## start

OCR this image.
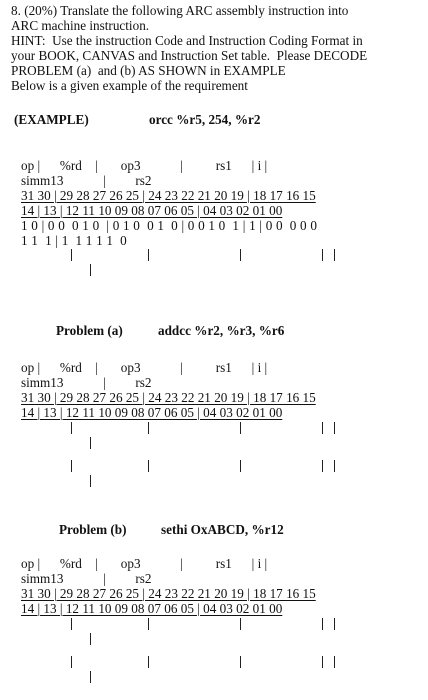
8. (20%) Translate the following ARC assembly instruction into
ARC machine instruction.
HINT:  Use the instruction Code and Instruction Coding Format in
your BOOK, CANVAS and Instruction Set table.  Please DECODE
PROBLEM (a)  and (b) AS SHOWN in EXAMPLE
Below is a given example of the requirement
(EXAMPLE)	orcc %r5, 254, %r2
op |      %rd    |       op3            |          rs1      | i |
simm13            |         rs2
31 30 | 29 28 27 26 25 | 24 23 22 21 20 19 | 18 17 16 15
14 | 13 | 12 11 10 09 08 07 06 05 | 04 03 02 01 00
1 0 | 0 0  0 1 0  | 0 1 0  0 1  0 | 0 0 1 0  1 | 1 | 0 0  0 0 0
1 1  1 | 1  1 1 1 1  0
Problem (a)	addcc %r2, %r3, %r6
op |      %rd    |       op3            |          rs1      | i |
simm13            |         rs2
31 30 | 29 28 27 26 25 | 24 23 22 21 20 19 | 18 17 16 15
14 | 13 | 12 11 10 09 08 07 06 05 | 04 03 02 01 00
Problem (b)	sethi OxABCD, %r12
op |      %rd    |       op3            |          rs1      | i |
simm13            |         rs2
31 30 | 29 28 27 26 25 | 24 23 22 21 20 19 | 18 17 16 15
14 | 13 | 12 11 10 09 08 07 06 05 | 04 03 02 01 00
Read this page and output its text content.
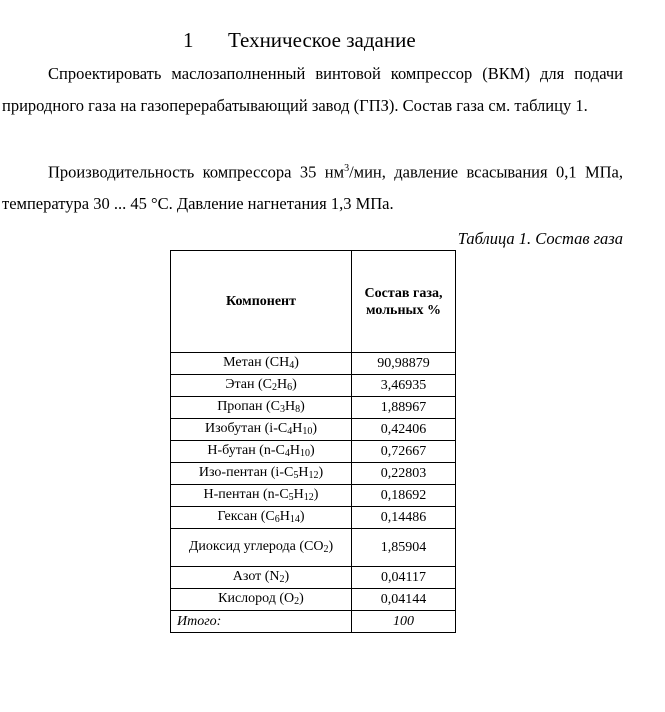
1 Техническое задание

Спроектировать маслозаполненный винтовой компрессор (ВКМ) для подачи природного газа на газоперерабатывающий завод (ГПЗ). Состав газа см. таблицу 1.

Производительность компрессора 35 $нм^3$/мин, давление всасывания 0,1 МПа, температура 30 ... 45 °С. Давление нагнетания 1,3 МПа.

Таблица 1. Состав газа
Компонент	Состав газа, мольных %
Метан $(CH_4)$	90,98879
Этан $(C_2H_6)$	3,46935
Пропан $(C_3H_8)$	1,88967
Изобутан $(i-C_4H_{10})$	0,42406
Н-бутан $(n-C_4H_{10})$	0,72667
Изо-пентан $(i-C_5H_{12})$	0,22803
Н-пентан $(n-C_5H_{12})$	0,18692
Гексан $(C_6H_{14})$	0,14486
Диоксид углерода $(CO_2)$	1,85904
Азот $(N_2)$	0,04117
Кислород $(O_2)$	0,04144
Итого:	100
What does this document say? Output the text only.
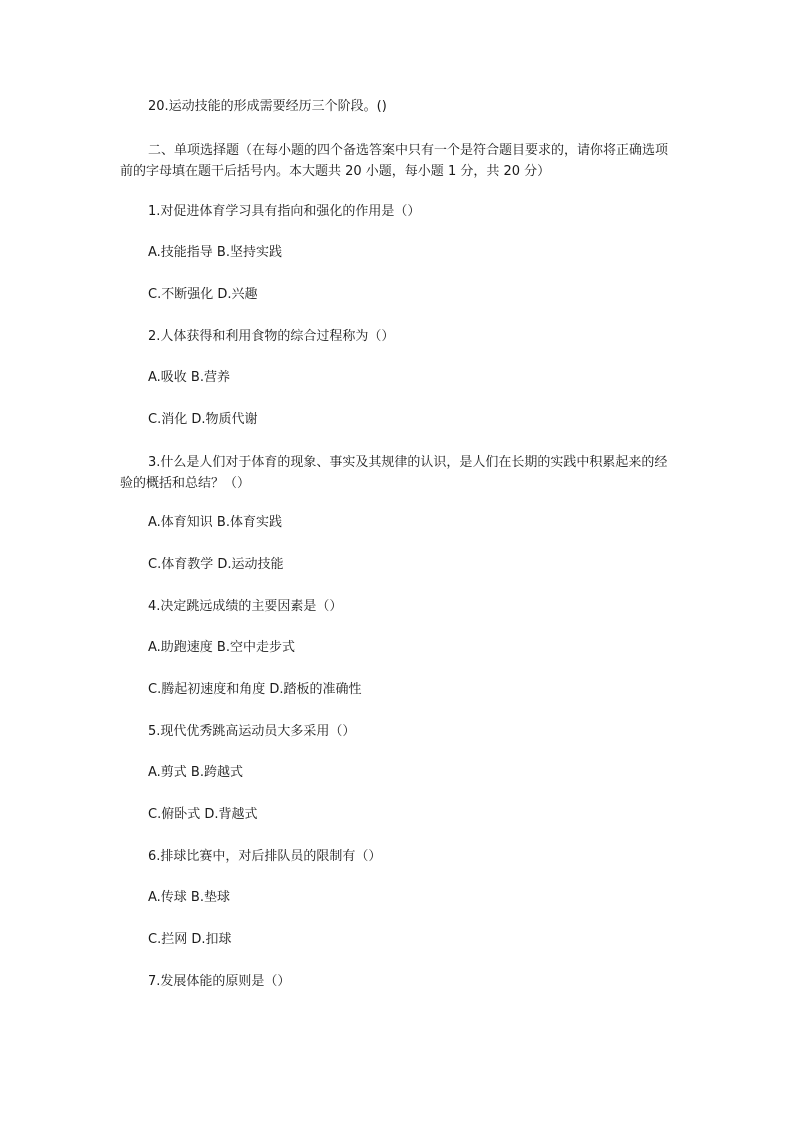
20.运动技能的形成需要经历三个阶段。()
二、单项选择题（在每小题的四个备选答案中只有一个是符合题目要求的，请你将正确选项前的字母填在题干后括号内。本大题共 20 小题，每小题 1 分，共 20 分）
1.对促进体育学习具有指向和强化的作用是（）
A.技能指导 B.坚持实践
C.不断强化 D.兴趣
2.人体获得和利用食物的综合过程称为（）
A.吸收 B.营养
C.消化 D.物质代谢
3.什么是人们对于体育的现象、事实及其规律的认识，是人们在长期的实践中积累起来的经验的概括和总结？（）
A.体育知识 B.体育实践
C.体育教学 D.运动技能
4.决定跳远成绩的主要因素是（）
A.助跑速度 B.空中走步式
C.腾起初速度和角度 D.踏板的准确性
5.现代优秀跳高运动员大多采用（）
A.剪式 B.跨越式
C.俯卧式 D.背越式
6.排球比赛中，对后排队员的限制有（）
A.传球 B.垫球
C.拦网 D.扣球
7.发展体能的原则是（）
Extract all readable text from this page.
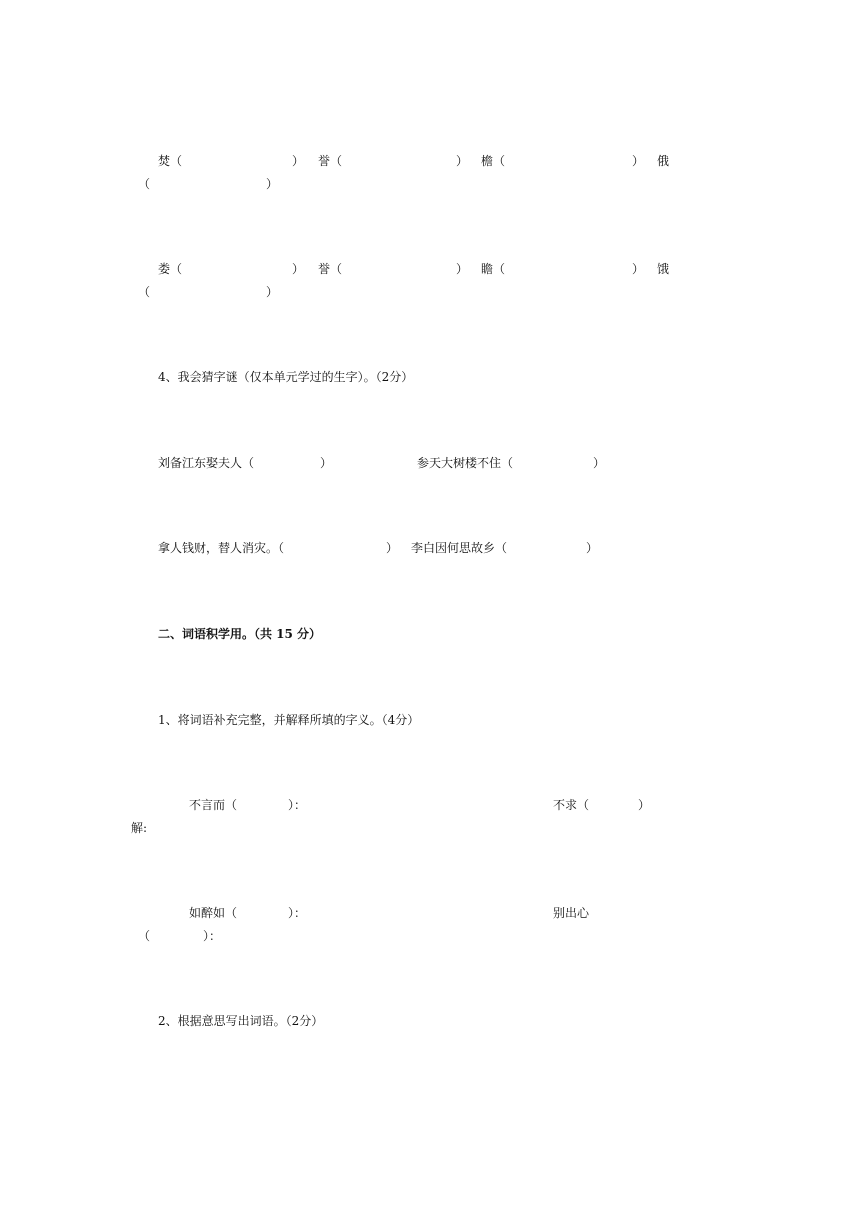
焚（	） 誉（	） 檐（	） 俄
（	）
娄（	） 誉（	） 瞻（	） 饿
（	）
4、我会猜字谜（仅本单元学过的生字）。（2分）
刘备江东娶夫人（	）	参天大树楼不住（	）
拿人钱财，替人消灾。（	） 李白因何思故乡（	）
二、词语积学用。（共 15 分）
1、将词语补充完整，并解释所填的字义。（4分）
不言而（	）：	不求（	）
解:
如醉如（	）：	别出心
（	）：
2、根据意思写出词语。（2分）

## end

What the task requires: Leave images out of the retyped records; keep all else exact.

Task response:
OCR this image.
8. (20%) Translate the following ARC assembly instruction into
ARC machine instruction.
HINT:  Use the instruction Code and Instruction Coding Format in
your BOOK, CANVAS and Instruction Set table.  Please DECODE
PROBLEM (a)  and (b) AS SHOWN in EXAMPLE
Below is a given example of the requirement
(EXAMPLE)	orcc %r5, 254, %r2
op |      %rd    |       op3            |          rs1      | i |
simm13            |         rs2
31 30 | 29 28 27 26 25 | 24 23 22 21 20 19 | 18 17 16 15
14 | 13 | 12 11 10 09 08 07 06 05 | 04 03 02 01 00
1 0 | 0 0  0 1 0  | 0 1 0  0 1  0 | 0 0 1 0  1 | 1 | 0 0  0 0 0
1 1  1 | 1  1 1 1 1  0
Problem (a)	addcc %r2, %r3, %r6
op |      %rd    |       op3            |          rs1      | i |
simm13            |         rs2
31 30 | 29 28 27 26 25 | 24 23 22 21 20 19 | 18 17 16 15
14 | 13 | 12 11 10 09 08 07 06 05 | 04 03 02 01 00
Problem (b)	sethi OxABCD, %r12
op |      %rd    |       op3            |          rs1      | i |
simm13            |         rs2
31 30 | 29 28 27 26 25 | 24 23 22 21 20 19 | 18 17 16 15
14 | 13 | 12 11 10 09 08 07 06 05 | 04 03 02 01 00
Read this page and output its text content.
1 Техническое задание

Спроектировать маслозаполненный винтовой компрессор (ВКМ) для подачи природного газа на газоперерабатывающий завод (ГПЗ). Состав газа см. таблицу 1.

Производительность компрессора 35 $нм^3$/мин, давление всасывания 0,1 МПа, температура 30 ... 45 °С. Давление нагнетания 1,3 МПа.

Таблица 1. Состав газа
Компонент	Состав газа, мольных %
Метан $(CH_4)$	90,98879
Этан $(C_2H_6)$	3,46935
Пропан $(C_3H_8)$	1,88967
Изобутан $(i-C_4H_{10})$	0,42406
Н-бутан $(n-C_4H_{10})$	0,72667
Изо-пентан $(i-C_5H_{12})$	0,22803
Н-пентан $(n-C_5H_{12})$	0,18692
Гексан $(C_6H_{14})$	0,14486
Диоксид углерода $(CO_2)$	1,85904
Азот $(N_2)$	0,04117
Кислород $(O_2)$	0,04144
Итого:	100
What does this document say? Output the text only.
20.运动技能的形成需要经历三个阶段。()
二、单项选择题（在每小题的四个备选答案中只有一个是符合题目要求的，请你将正确选项前的字母填在题干后括号内。本大题共 20 小题，每小题 1 分，共 20 分）
1.对促进体育学习具有指向和强化的作用是（）
A.技能指导 B.坚持实践
C.不断强化 D.兴趣
2.人体获得和利用食物的综合过程称为（）
A.吸收 B.营养
C.消化 D.物质代谢
3.什么是人们对于体育的现象、事实及其规律的认识，是人们在长期的实践中积累起来的经验的概括和总结？（）
A.体育知识 B.体育实践
C.体育教学 D.运动技能
4.决定跳远成绩的主要因素是（）
A.助跑速度 B.空中走步式
C.腾起初速度和角度 D.踏板的准确性
5.现代优秀跳高运动员大多采用（）
A.剪式 B.跨越式
C.俯卧式 D.背越式
6.排球比赛中，对后排队员的限制有（）
A.传球 B.垫球
C.拦网 D.扣球
7.发展体能的原则是（）
Extract all readable text from this page.
焚（	） 誉（	） 檐（	） 俄
（	）
娄（	） 誉（	） 瞻（	） 饿
（	）
4、我会猜字谜（仅本单元学过的生字）。（2分）
刘备江东娶夫人（	）	参天大树楼不住（	）
拿人钱财，替人消灾。（	） 李白因何思故乡（	）
二、词语积学用。（共 15 分）
1、将词语补充完整，并解释所填的字义。（4分）
不言而（	）：	不求（	）
解:
如醉如（	）：	别出心
（	）：
2、根据意思写出词语。（2分）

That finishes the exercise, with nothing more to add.